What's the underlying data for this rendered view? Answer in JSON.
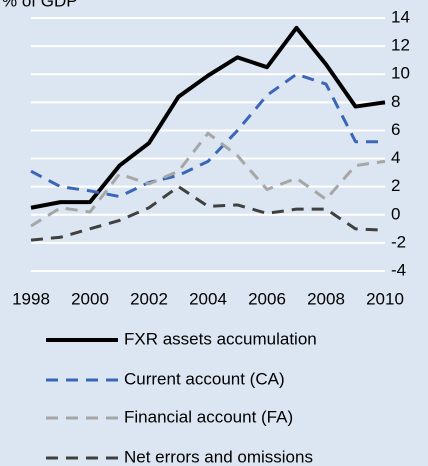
{
  "chart_data": {
    "type": "line",
    "title": "% of GDP",
    "x": [
      1998,
      1999,
      2000,
      2001,
      2002,
      2003,
      2004,
      2005,
      2006,
      2007,
      2008,
      2009,
      2010
    ],
    "xlim": [
      1998,
      2010
    ],
    "xticks": [
      1998,
      2000,
      2002,
      2004,
      2006,
      2008,
      2010
    ],
    "ylim": [
      -4,
      14
    ],
    "yticks": [
      -4,
      -2,
      0,
      2,
      4,
      6,
      8,
      10,
      12,
      14
    ],
    "grid": true,
    "series": [
      {
        "name": "FXR assets accumulation",
        "color": "#000000",
        "dash": "solid",
        "values": [
          0.5,
          0.9,
          0.9,
          3.5,
          5.1,
          8.4,
          9.9,
          11.2,
          10.5,
          13.3,
          10.7,
          7.7,
          8.0
        ]
      },
      {
        "name": "Current account (CA)",
        "color": "#3a66b8",
        "dash": "dashed",
        "values": [
          3.1,
          2.0,
          1.7,
          1.3,
          2.3,
          2.8,
          3.8,
          6.0,
          8.5,
          10.0,
          9.3,
          5.2,
          5.2
        ]
      },
      {
        "name": "Financial account (FA)",
        "color": "#a6a6a6",
        "dash": "dashed",
        "values": [
          -0.8,
          0.5,
          0.2,
          2.9,
          2.2,
          3.1,
          5.8,
          4.2,
          1.8,
          2.6,
          1.1,
          3.5,
          3.8
        ]
      },
      {
        "name": "Net errors and omissions",
        "color": "#404040",
        "dash": "dashed",
        "values": [
          -1.8,
          -1.6,
          -1.0,
          -0.4,
          0.5,
          2.0,
          0.6,
          0.7,
          0.1,
          0.4,
          0.4,
          -1.0,
          -1.1
        ]
      }
    ]
  }
}
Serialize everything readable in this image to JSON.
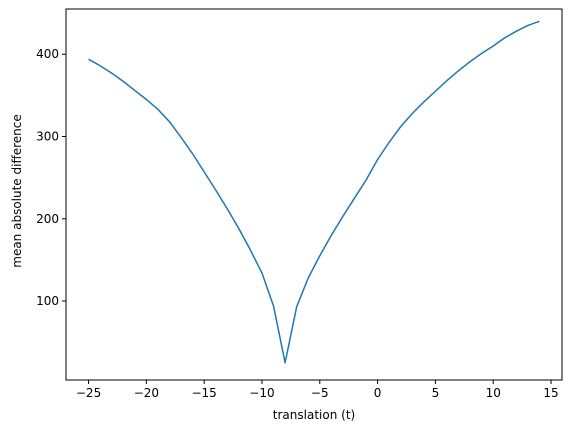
{
  "chart_data": {
    "type": "line",
    "title": "",
    "xlabel": "translation (t)",
    "ylabel": "mean absolute difference",
    "xlim": [
      -26.95,
      15.95
    ],
    "ylim": [
      4,
      455
    ],
    "xticks": [
      -25,
      -20,
      -15,
      -10,
      -5,
      0,
      5,
      10,
      15
    ],
    "xtick_labels": [
      "−25",
      "−20",
      "−15",
      "−10",
      "−5",
      "0",
      "5",
      "10",
      "15"
    ],
    "yticks": [
      100,
      200,
      300,
      400
    ],
    "ytick_labels": [
      "100",
      "200",
      "300",
      "400"
    ],
    "grid": false,
    "legend": "none",
    "colors": {
      "line": "#1f77b4",
      "axes": "#000000",
      "background": "#ffffff"
    },
    "series": [
      {
        "x": [
          -25,
          -24,
          -23,
          -22,
          -21,
          -20,
          -19,
          -18,
          -17,
          -16,
          -15,
          -14,
          -13,
          -12,
          -11,
          -10,
          -9,
          -8,
          -7,
          -6,
          -5,
          -4,
          -3,
          -2,
          -1,
          0,
          1,
          2,
          3,
          4,
          5,
          6,
          7,
          8,
          9,
          10,
          11,
          12,
          13,
          14
        ],
        "y": [
          394,
          386,
          377,
          367,
          356,
          345,
          333,
          318,
          299,
          279,
          257,
          235,
          212,
          188,
          162,
          134,
          94,
          25,
          93,
          128,
          155,
          180,
          203,
          225,
          247,
          272,
          293,
          312,
          328,
          342,
          355,
          368,
          380,
          391,
          401,
          410,
          420,
          428,
          435,
          440
        ]
      }
    ]
  }
}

* * * *

Instruction: Isolate each line of the listing above that includes "this". Copy it.

Finished task:
What's the underlying data for this rendered view? Answer in JSON.
Serialize everything readable in this image to JSON.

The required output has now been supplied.